THE EXERCISE |
Retype all of the listing exactly, passing over any picture you find.
* START *
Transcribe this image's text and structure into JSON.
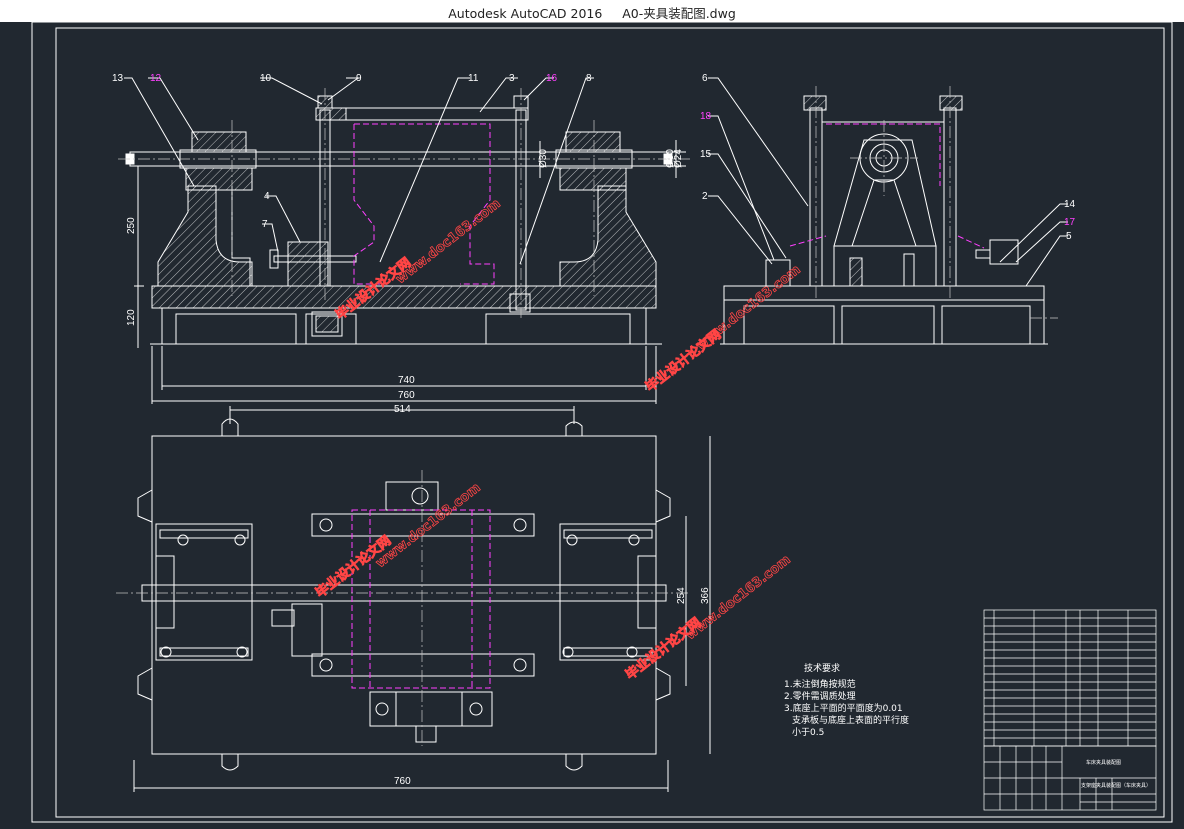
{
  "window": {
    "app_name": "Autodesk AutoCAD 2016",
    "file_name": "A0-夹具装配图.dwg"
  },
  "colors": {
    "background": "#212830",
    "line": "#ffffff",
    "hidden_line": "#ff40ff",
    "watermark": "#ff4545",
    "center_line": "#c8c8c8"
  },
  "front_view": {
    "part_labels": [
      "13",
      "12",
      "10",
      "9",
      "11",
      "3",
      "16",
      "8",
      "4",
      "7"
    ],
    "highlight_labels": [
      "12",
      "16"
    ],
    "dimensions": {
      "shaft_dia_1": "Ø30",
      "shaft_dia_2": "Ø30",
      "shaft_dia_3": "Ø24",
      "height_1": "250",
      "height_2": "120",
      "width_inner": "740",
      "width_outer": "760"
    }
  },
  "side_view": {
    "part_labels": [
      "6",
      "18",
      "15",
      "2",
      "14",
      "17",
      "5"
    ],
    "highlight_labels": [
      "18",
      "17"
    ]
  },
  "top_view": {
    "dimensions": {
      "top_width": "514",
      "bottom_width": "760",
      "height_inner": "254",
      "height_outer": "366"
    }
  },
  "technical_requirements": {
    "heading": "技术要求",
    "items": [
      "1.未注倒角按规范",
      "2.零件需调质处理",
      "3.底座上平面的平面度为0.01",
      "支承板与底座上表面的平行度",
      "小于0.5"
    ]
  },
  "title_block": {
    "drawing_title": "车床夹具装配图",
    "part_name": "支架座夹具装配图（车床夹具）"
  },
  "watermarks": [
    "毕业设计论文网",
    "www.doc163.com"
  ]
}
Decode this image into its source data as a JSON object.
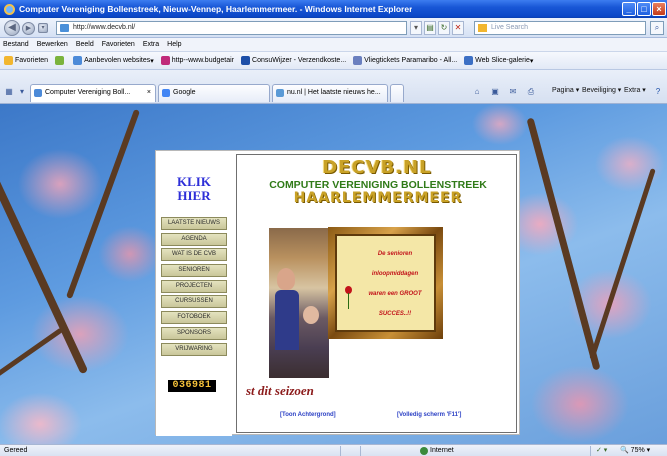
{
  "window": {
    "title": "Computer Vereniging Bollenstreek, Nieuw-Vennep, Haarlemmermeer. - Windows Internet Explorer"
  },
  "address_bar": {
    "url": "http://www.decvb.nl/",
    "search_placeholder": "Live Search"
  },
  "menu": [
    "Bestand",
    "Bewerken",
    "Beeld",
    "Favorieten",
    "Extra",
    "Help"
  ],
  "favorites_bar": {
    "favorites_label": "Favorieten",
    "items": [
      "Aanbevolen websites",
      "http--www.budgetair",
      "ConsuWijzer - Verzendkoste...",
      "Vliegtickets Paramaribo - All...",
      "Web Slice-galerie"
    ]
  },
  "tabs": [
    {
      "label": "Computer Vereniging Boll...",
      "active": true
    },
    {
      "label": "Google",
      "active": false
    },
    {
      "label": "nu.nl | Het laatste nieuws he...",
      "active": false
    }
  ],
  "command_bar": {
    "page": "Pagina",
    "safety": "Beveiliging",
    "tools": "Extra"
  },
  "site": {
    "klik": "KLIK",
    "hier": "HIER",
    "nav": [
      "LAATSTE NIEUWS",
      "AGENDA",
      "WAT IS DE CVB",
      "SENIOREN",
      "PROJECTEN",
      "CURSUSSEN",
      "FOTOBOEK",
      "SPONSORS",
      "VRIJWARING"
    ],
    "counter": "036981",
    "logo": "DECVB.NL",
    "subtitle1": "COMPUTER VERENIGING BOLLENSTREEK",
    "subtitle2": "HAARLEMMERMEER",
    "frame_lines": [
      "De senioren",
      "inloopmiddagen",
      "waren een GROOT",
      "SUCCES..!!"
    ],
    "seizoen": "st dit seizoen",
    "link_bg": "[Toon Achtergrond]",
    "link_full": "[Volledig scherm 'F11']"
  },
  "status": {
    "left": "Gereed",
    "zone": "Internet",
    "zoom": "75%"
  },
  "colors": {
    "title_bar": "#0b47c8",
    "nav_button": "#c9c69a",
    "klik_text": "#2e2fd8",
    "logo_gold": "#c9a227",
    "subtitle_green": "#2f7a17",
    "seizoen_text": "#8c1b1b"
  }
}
* END *
TASK ANSWER |
Transcribe this image's text and structure into JSON.
{
  "window": {
    "app_name": "Autodesk AutoCAD 2016",
    "file_name": "A0-夹具装配图.dwg"
  },
  "colors": {
    "background": "#212830",
    "line": "#ffffff",
    "hidden_line": "#ff40ff",
    "watermark": "#ff4545",
    "center_line": "#c8c8c8"
  },
  "front_view": {
    "part_labels": [
      "13",
      "12",
      "10",
      "9",
      "11",
      "3",
      "16",
      "8",
      "4",
      "7"
    ],
    "highlight_labels": [
      "12",
      "16"
    ],
    "dimensions": {
      "shaft_dia_1": "Ø30",
      "shaft_dia_2": "Ø30",
      "shaft_dia_3": "Ø24",
      "height_1": "250",
      "height_2": "120",
      "width_inner": "740",
      "width_outer": "760"
    }
  },
  "side_view": {
    "part_labels": [
      "6",
      "18",
      "15",
      "2",
      "14",
      "17",
      "5"
    ],
    "highlight_labels": [
      "18",
      "17"
    ]
  },
  "top_view": {
    "dimensions": {
      "top_width": "514",
      "bottom_width": "760",
      "height_inner": "254",
      "height_outer": "366"
    }
  },
  "technical_requirements": {
    "heading": "技术要求",
    "items": [
      "1.未注倒角按规范",
      "2.零件需调质处理",
      "3.底座上平面的平面度为0.01",
      "支承板与底座上表面的平行度",
      "小于0.5"
    ]
  },
  "title_block": {
    "drawing_title": "车床夹具装配图",
    "part_name": "支架座夹具装配图（车床夹具）"
  },
  "watermarks": [
    "毕业设计论文网",
    "www.doc163.com"
  ]
}
Decode this image into its source data as a JSON object.
{
  "window": {
    "title": "Computer Vereniging Bollenstreek, Nieuw-Vennep, Haarlemmermeer. - Windows Internet Explorer"
  },
  "address_bar": {
    "url": "http://www.decvb.nl/",
    "search_placeholder": "Live Search"
  },
  "menu": [
    "Bestand",
    "Bewerken",
    "Beeld",
    "Favorieten",
    "Extra",
    "Help"
  ],
  "favorites_bar": {
    "favorites_label": "Favorieten",
    "items": [
      "Aanbevolen websites",
      "http--www.budgetair",
      "ConsuWijzer - Verzendkoste...",
      "Vliegtickets Paramaribo - All...",
      "Web Slice-galerie"
    ]
  },
  "tabs": [
    {
      "label": "Computer Vereniging Boll...",
      "active": true
    },
    {
      "label": "Google",
      "active": false
    },
    {
      "label": "nu.nl | Het laatste nieuws he...",
      "active": false
    }
  ],
  "command_bar": {
    "page": "Pagina",
    "safety": "Beveiliging",
    "tools": "Extra"
  },
  "site": {
    "klik": "KLIK",
    "hier": "HIER",
    "nav": [
      "LAATSTE NIEUWS",
      "AGENDA",
      "WAT IS DE CVB",
      "SENIOREN",
      "PROJECTEN",
      "CURSUSSEN",
      "FOTOBOEK",
      "SPONSORS",
      "VRIJWARING"
    ],
    "counter": "036981",
    "logo": "DECVB.NL",
    "subtitle1": "COMPUTER VERENIGING BOLLENSTREEK",
    "subtitle2": "HAARLEMMERMEER",
    "frame_lines": [
      "De senioren",
      "inloopmiddagen",
      "waren een GROOT",
      "SUCCES..!!"
    ],
    "seizoen": "st dit seizoen",
    "link_bg": "[Toon Achtergrond]",
    "link_full": "[Volledig scherm 'F11']"
  },
  "status": {
    "left": "Gereed",
    "zone": "Internet",
    "zoom": "75%"
  },
  "colors": {
    "title_bar": "#0b47c8",
    "nav_button": "#c9c69a",
    "klik_text": "#2e2fd8",
    "logo_gold": "#c9a227",
    "subtitle_green": "#2f7a17",
    "seizoen_text": "#8c1b1b"
  }
}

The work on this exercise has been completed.